Dataset excerpt:

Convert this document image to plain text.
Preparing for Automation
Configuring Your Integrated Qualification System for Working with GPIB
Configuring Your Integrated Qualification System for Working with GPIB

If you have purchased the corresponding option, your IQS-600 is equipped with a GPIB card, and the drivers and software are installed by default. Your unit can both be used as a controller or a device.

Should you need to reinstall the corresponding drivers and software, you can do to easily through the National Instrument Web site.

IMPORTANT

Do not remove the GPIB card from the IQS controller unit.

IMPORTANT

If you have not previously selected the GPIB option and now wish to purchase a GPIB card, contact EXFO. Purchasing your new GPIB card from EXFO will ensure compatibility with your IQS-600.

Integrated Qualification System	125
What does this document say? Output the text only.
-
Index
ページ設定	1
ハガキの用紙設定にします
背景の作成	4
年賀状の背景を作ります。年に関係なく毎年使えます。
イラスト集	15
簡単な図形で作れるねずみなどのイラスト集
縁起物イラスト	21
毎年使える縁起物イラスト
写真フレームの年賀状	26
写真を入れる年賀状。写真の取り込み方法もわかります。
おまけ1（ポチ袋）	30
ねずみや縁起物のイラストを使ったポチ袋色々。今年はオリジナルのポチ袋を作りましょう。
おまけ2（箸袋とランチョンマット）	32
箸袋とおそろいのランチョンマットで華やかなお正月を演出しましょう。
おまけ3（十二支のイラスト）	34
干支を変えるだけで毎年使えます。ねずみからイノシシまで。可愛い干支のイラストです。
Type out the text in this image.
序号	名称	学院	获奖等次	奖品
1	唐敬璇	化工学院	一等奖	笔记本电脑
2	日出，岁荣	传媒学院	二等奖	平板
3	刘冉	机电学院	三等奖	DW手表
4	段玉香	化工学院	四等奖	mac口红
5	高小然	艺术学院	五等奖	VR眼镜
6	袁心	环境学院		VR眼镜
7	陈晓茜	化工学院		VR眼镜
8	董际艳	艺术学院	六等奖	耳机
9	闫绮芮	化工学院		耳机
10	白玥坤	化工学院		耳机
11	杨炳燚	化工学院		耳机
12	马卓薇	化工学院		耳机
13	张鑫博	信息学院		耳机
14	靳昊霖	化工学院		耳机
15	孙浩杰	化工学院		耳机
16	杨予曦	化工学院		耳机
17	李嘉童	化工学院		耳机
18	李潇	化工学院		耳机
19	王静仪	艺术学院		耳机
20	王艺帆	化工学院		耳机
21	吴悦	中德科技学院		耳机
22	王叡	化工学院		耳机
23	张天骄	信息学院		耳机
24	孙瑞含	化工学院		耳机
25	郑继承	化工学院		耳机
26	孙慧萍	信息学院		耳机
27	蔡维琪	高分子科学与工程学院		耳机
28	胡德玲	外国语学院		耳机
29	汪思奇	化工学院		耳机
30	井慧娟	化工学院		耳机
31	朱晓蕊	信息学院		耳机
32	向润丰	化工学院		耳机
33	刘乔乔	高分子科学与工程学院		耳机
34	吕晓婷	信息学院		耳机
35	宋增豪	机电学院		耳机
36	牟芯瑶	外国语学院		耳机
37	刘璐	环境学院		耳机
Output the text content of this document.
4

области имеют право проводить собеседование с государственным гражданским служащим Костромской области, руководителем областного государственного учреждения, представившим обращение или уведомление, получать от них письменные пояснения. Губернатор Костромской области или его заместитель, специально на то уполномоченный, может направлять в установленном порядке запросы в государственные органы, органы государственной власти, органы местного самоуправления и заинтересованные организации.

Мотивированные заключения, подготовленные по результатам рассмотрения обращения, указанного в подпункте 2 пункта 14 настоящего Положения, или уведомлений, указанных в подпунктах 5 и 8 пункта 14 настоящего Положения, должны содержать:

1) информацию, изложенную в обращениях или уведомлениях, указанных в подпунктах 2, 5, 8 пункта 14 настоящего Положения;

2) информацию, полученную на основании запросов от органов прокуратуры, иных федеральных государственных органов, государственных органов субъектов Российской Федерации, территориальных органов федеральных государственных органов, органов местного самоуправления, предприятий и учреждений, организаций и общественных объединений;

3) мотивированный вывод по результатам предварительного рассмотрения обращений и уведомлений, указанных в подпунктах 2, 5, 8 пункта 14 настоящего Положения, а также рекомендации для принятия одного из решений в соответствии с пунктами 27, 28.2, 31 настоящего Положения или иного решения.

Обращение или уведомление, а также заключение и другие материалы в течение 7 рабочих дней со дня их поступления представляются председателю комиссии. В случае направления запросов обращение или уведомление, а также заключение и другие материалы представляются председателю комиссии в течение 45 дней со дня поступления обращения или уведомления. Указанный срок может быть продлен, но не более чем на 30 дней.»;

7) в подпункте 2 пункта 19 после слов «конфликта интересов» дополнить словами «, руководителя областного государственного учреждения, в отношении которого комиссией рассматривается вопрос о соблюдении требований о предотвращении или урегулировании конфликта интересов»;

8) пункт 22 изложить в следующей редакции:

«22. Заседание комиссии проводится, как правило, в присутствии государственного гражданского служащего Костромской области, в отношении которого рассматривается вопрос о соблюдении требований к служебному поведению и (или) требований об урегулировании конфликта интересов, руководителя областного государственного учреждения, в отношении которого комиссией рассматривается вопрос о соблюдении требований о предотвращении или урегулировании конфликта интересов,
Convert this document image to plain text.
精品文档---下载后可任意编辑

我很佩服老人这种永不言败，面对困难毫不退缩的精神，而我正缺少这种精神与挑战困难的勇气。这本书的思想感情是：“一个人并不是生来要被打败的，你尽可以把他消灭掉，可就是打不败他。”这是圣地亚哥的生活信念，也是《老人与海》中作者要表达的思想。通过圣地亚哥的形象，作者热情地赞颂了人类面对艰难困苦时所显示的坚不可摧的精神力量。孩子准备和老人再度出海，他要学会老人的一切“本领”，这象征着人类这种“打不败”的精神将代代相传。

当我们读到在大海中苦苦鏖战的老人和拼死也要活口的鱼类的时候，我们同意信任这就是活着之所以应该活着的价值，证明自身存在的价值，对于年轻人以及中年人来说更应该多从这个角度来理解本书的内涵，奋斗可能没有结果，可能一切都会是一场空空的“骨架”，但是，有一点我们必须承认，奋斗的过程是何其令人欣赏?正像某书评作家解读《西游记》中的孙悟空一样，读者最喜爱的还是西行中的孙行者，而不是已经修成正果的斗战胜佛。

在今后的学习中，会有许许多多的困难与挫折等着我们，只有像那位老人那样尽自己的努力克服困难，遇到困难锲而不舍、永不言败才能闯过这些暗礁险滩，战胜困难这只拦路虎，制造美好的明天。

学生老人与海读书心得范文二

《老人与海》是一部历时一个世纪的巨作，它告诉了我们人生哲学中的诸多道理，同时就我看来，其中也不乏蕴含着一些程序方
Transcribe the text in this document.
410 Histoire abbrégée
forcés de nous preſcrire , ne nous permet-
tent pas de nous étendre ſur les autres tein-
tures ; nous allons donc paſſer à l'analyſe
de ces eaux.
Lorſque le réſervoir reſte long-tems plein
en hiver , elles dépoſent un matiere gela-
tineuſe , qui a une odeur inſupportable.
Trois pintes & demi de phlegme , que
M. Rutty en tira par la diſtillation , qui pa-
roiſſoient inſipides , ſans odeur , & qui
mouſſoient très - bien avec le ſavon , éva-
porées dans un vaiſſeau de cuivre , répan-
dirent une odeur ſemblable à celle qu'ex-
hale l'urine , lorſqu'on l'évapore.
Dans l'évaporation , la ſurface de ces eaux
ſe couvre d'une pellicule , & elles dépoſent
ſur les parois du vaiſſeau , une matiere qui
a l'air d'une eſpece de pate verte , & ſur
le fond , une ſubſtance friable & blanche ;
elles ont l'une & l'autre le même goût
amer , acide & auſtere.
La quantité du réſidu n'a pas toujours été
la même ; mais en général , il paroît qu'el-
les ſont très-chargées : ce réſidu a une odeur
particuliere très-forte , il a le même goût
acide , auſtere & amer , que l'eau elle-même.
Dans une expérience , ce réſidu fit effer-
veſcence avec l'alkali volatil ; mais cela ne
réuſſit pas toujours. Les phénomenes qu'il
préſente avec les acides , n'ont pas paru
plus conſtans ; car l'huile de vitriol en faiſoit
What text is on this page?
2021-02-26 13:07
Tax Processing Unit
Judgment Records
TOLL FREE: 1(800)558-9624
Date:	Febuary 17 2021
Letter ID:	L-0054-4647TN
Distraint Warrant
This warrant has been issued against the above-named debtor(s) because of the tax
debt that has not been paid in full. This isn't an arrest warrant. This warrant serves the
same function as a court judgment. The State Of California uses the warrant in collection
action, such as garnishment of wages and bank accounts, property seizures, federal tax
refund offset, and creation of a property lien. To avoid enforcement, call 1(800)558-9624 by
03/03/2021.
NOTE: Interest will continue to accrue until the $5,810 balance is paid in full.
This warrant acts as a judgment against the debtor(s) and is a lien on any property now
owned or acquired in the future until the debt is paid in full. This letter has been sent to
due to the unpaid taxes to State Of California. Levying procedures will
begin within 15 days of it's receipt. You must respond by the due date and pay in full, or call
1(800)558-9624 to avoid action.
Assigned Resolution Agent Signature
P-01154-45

WRITTEN EXERCISE:
In the entries above, find every line holding the word "California" and copy it out.

WORKED SOLUTION:
same function as a court judgment. The State Of California uses the warrant in collection
due to the unpaid taxes to State Of California. Levying procedures will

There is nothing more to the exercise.